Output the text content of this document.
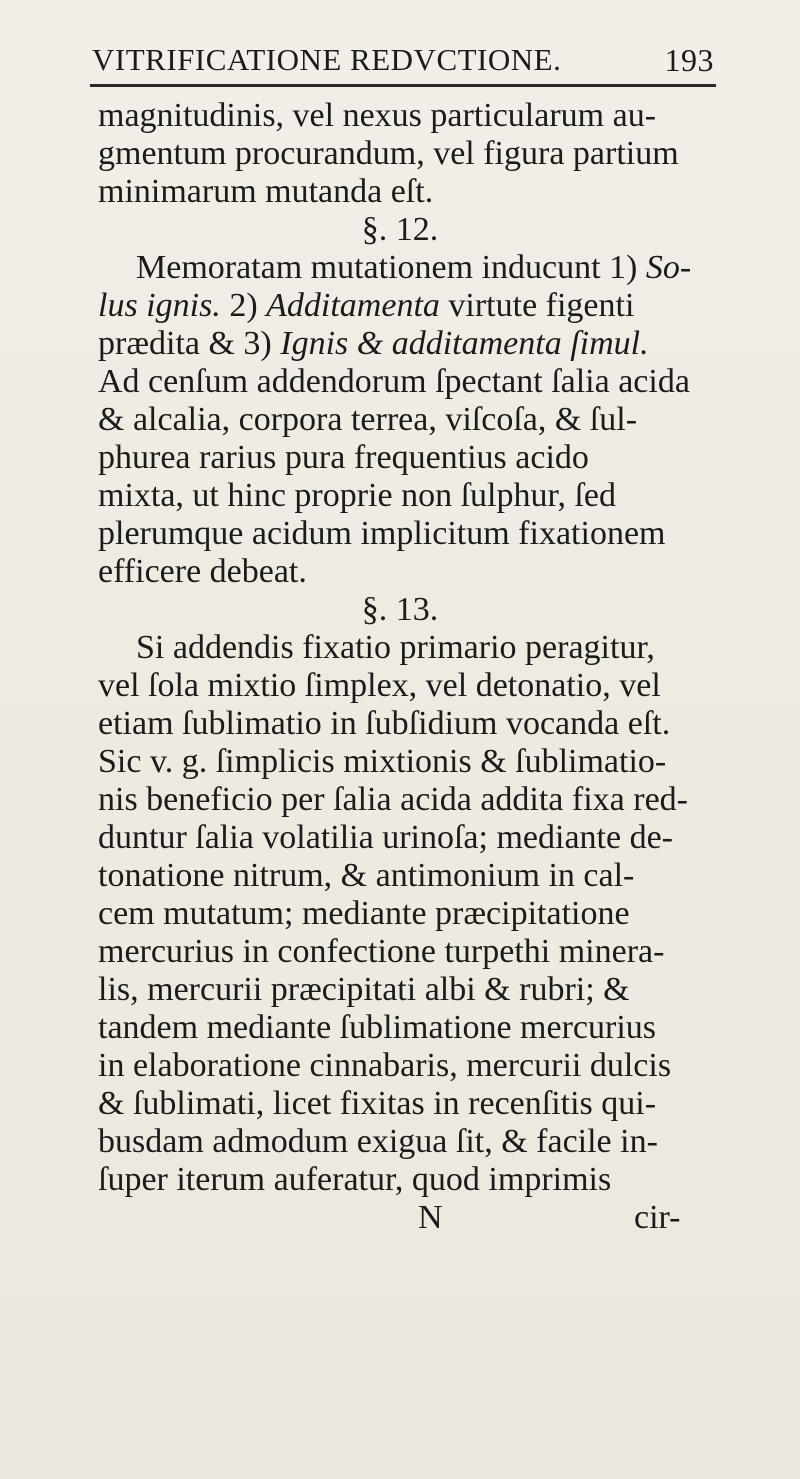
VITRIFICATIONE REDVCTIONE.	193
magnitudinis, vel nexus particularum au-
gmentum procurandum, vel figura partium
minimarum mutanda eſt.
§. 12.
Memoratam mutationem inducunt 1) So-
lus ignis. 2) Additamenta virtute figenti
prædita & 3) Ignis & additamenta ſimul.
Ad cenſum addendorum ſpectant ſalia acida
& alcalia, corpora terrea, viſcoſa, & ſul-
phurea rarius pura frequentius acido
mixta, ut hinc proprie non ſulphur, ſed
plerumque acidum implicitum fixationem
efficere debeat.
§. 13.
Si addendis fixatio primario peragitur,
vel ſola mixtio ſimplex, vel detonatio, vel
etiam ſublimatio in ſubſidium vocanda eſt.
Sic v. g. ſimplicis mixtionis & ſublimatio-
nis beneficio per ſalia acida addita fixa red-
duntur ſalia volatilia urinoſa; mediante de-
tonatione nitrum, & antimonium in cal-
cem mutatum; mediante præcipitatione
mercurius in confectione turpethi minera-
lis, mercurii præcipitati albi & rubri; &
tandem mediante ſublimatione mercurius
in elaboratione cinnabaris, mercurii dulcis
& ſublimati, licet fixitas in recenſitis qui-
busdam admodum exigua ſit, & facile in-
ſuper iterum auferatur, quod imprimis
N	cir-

§ **Goal**: Reproduce the listing word for word and omit its pictures.

§ **Output below**:
Output the text content of this document.
VITRIFICATIONE REDVCTIONE.	193
magnitudinis, vel nexus particularum au-
gmentum procurandum, vel figura partium
minimarum mutanda eſt.
§. 12.
Memoratam mutationem inducunt 1) So-
lus ignis. 2) Additamenta virtute figenti
prædita & 3) Ignis & additamenta ſimul.
Ad cenſum addendorum ſpectant ſalia acida
& alcalia, corpora terrea, viſcoſa, & ſul-
phurea rarius pura frequentius acido
mixta, ut hinc proprie non ſulphur, ſed
plerumque acidum implicitum fixationem
efficere debeat.
§. 13.
Si addendis fixatio primario peragitur,
vel ſola mixtio ſimplex, vel detonatio, vel
etiam ſublimatio in ſubſidium vocanda eſt.
Sic v. g. ſimplicis mixtionis & ſublimatio-
nis beneficio per ſalia acida addita fixa red-
duntur ſalia volatilia urinoſa; mediante de-
tonatione nitrum, & antimonium in cal-
cem mutatum; mediante præcipitatione
mercurius in confectione turpethi minera-
lis, mercurii præcipitati albi & rubri; &
tandem mediante ſublimatione mercurius
in elaboratione cinnabaris, mercurii dulcis
& ſublimati, licet fixitas in recenſitis qui-
busdam admodum exigua ſit, & facile in-
ſuper iterum auferatur, quod imprimis
N	cir-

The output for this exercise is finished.